Wherever "PenMS" appears in a line, list that line.

········

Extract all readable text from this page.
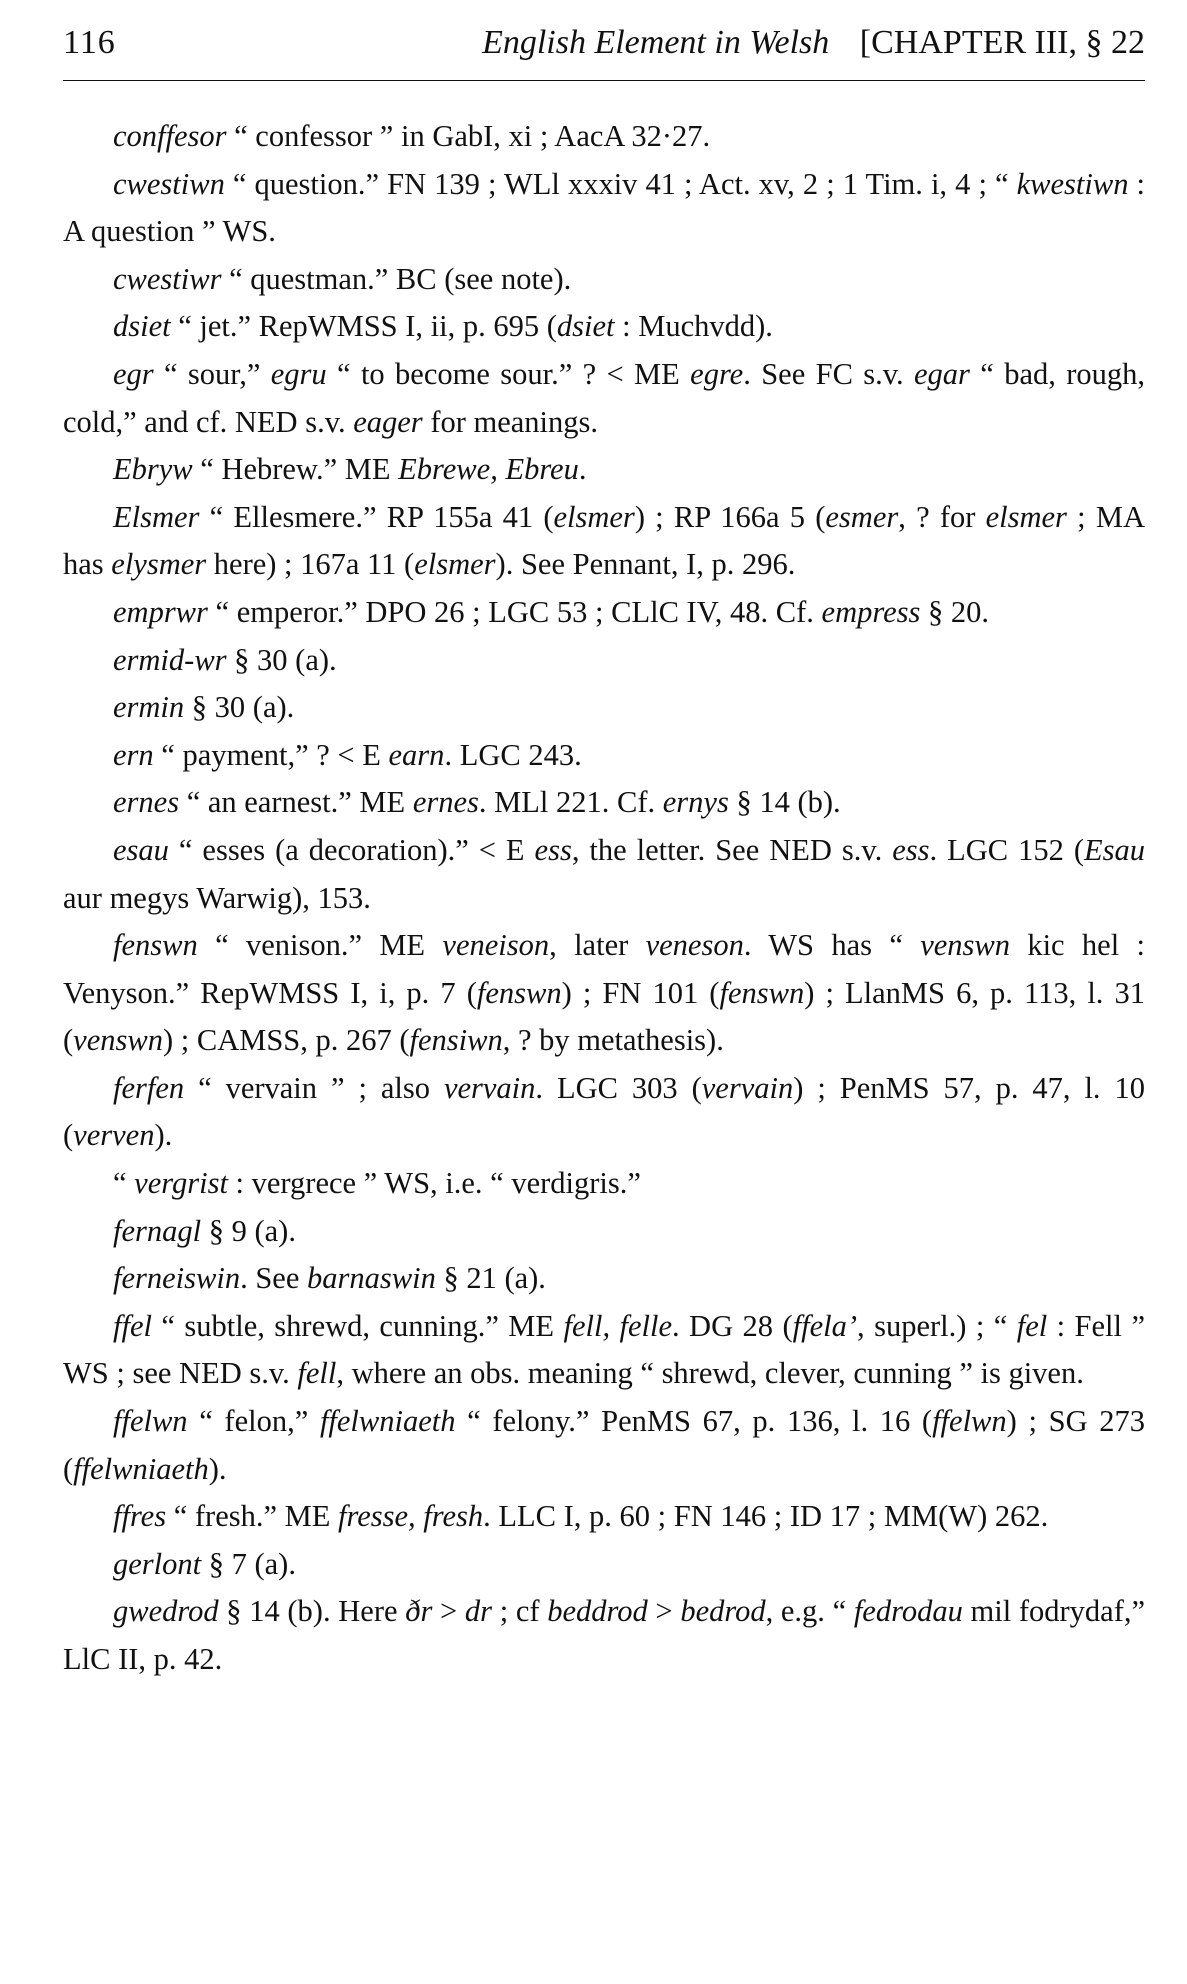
116	English Element in Welsh [CHAPTER III, § 22

conffesor “ confessor ” in GabI, xi ; AacA 32·27.

cwestiwn “ question.” FN 139 ; WLl xxxiv 41 ; Act. xv, 2 ; 1 Tim. i, 4 ; “ kwestiwn : A question ” WS.

cwestiwr “ questman.” BC (see note).

dsiet “ jet.” RepWMSS I, ii, p. 695 (dsiet : Muchvdd).

egr “ sour,” egru “ to become sour.” ? < ME egre. See FC s.v. egar “ bad, rough, cold,” and cf. NED s.v. eager for meanings.

Ebryw “ Hebrew.” ME Ebrewe, Ebreu.

Elsmer “ Ellesmere.” RP 155a 41 (elsmer) ; RP 166a 5 (esmer, ? for elsmer ; MA has elysmer here) ; 167a 11 (elsmer). See Pennant, I, p. 296.

emprwr “ emperor.” DPO 26 ; LGC 53 ; CLlC IV, 48. Cf. empress § 20.

ermid-wr § 30 (a).

ermin § 30 (a).

ern “ payment,” ? < E earn. LGC 243.

ernes “ an earnest.” ME ernes. MLl 221. Cf. ernys § 14 (b).

esau “ esses (a decoration).” < E ess, the letter. See NED s.v. ess. LGC 152 (Esau aur megys Warwig), 153.

fenswn “ venison.” ME veneison, later veneson. WS has “ venswn kic hel : Venyson.” RepWMSS I, i, p. 7 (fenswn) ; FN 101 (fenswn) ; LlanMS 6, p. 113, l. 31 (venswn) ; CAMSS, p. 267 (fensiwn, ? by metathesis).

ferfen “ vervain ” ; also vervain. LGC 303 (vervain) ; PenMS 57, p. 47, l. 10 (verven).

“ vergrist : vergrece ” WS, i.e. “ verdigris.”

fernagl § 9 (a).

ferneiswin. See barnaswin § 21 (a).

ffel “ subtle, shrewd, cunning.” ME fell, felle. DG 28 (ffela’, superl.) ; “ fel : Fell ” WS ; see NED s.v. fell, where an obs. meaning “ shrewd, clever, cunning ” is given.

ffelwn “ felon,” ffelwniaeth “ felony.” PenMS 67, p. 136, l. 16 (ffelwn) ; SG 273 (ffelwniaeth).

ffres “ fresh.” ME fresse, fresh. LLC I, p. 60 ; FN 146 ; ID 17 ; MM(W) 262.

gerlont § 7 (a).

gwedrod § 14 (b). Here ðr > dr ; cf beddrod > bedrod, e.g. “ fedrodau mil fodrydaf,” LlC II, p. 42.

········

_Exercise output:_
ferfen “ vervain ” ; also vervain. LGC 303 (vervain) ; PenMS 57, p. 47, l. 10 (verven).
ffelwn “ felon,” ffelwniaeth “ felony.” PenMS 67, p. 136, l. 16 (ffelwn) ; SG 273 (ffelwniaeth).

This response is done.